▸ **PROBLÈMES À RÉSOUDRE**:
• 1. Dans le résumé d'Asteroid City, recopiez sans rien changer tout le passage allant de "La voiture d'Augie" jusqu'à "leur avait cachée.".
• 2. Répondez brièvement à ces questions sur le résumé d'Asteroid City :
(a) Combien d'habitants compte Asteroid City ?
(b) Quel personnage Jones Hall inspire-t-il à Conrad Earp ?
(c) Comment s'appellent les trois filles cadettes d'Augie Steenbeck ?

▸ **PASSAGE EXTRAIT**:
··········
En ce milieu des années 50, l'animateur d'une émission de télévision en noir et blanc explique le dur labeur de l'écrivain Conrad Earp pour finir d'écrire sa pièce. Deux mois après, Conrad Earp fait la connaissance de Jones Hall, un acteur local qui a forcé sa porte sous prétexte de lui offrir sa glace préférée. Il lui casse un carreau pour laisser l'air entrer quand la fenêtre se grippe. Il lui donne l'idée du personnage d'Augie. La fascination est réciproque ; ils s'embrassent. Earp écrit rapidement le reste de la pièce avec l'aide d'une école de théâtre à laquelle il est associé : la pièce est lancée : elle s'appelle Asteroid City

Asteroid City (87 habitants), une ville minuscule, en plein désert, dans le sud-ouest des États-Unis. Le site est surtout célèbre pour son gigantesque cratère de météorite et son observatoire astronomique à proximité. À quelques kilomètres de là, par-delà les collines, on aperçoit des champignons atomiques provoqués par des essais nucléaires.

La voiture d'Augie Steenbeck est remorquée jusque chez le garagiste. Il est accompagné de Woodrow, son fils adolescent intellectuel et ses trois filles cadettes, Andromède, Pandora et Cassiopé. Le garagiste hésite entre deux pannes, l'une bénigne, l'autre envoyant la voiture à la casse mais c'est finalement une troisième panne qui est repérée. Lorsqu’Augie Steenbeck comprend que sa voiture va être immobilisée un moment, il téléphone à son riche beau-père, l'acariâtre Stanley, lui demandant de venir l'aider à garder ses trois filles. Stanley le convainc de raconter à ses enfants la mort récente de leur mère, qu'Augie leur avait cachée.
··········
▸ **JEU DE DONNÉES**:

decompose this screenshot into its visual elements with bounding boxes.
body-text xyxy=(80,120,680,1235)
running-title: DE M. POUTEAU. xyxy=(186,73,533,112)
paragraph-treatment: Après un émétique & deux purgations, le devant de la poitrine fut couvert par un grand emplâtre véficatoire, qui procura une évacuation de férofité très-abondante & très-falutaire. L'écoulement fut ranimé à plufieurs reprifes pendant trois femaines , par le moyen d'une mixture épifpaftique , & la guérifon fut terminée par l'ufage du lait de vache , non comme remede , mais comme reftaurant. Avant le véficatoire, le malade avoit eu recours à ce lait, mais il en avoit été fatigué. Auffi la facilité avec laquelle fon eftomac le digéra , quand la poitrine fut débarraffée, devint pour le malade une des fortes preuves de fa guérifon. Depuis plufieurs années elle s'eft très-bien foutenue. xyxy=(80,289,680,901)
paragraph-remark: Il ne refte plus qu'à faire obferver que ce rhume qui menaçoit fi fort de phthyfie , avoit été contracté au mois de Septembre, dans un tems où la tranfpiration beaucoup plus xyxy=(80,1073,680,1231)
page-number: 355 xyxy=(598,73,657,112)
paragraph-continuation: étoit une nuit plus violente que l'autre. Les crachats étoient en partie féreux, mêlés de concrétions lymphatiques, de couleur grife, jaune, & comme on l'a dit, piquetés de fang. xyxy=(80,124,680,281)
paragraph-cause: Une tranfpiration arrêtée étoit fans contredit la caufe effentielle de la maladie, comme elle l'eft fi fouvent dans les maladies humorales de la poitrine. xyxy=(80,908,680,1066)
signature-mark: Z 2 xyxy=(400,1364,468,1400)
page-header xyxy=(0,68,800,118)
··········
▸ **RÉSULTATS ATTENDUS**:
• 1.
La voiture d'Augie Steenbeck est remorquée jusque chez le garagiste. Il est accompagné de Woodrow, son fils adolescent intellectuel et ses trois filles cadettes, Andromède, Pandora et Cassiopé. Le garagiste hésite entre deux pannes, l'une bénigne, l'autre envoyant la voiture à la casse mais c'est finalement une troisième panne qui est repérée. Lorsqu’Augie Steenbeck comprend que sa voiture va être immobilisée un moment, il téléphone à son riche beau-père, l'acariâtre Stanley, lui demandant de venir l'aider à garder ses trois filles. Stanley le convainc de raconter à ses enfants la mort récente de leur mère, qu'Augie leur avait cachée.

• 2.
(a) 87 habitants.
(b) Le personnage d'Augie.
(c) Andromède, Pandora et Cassiopé.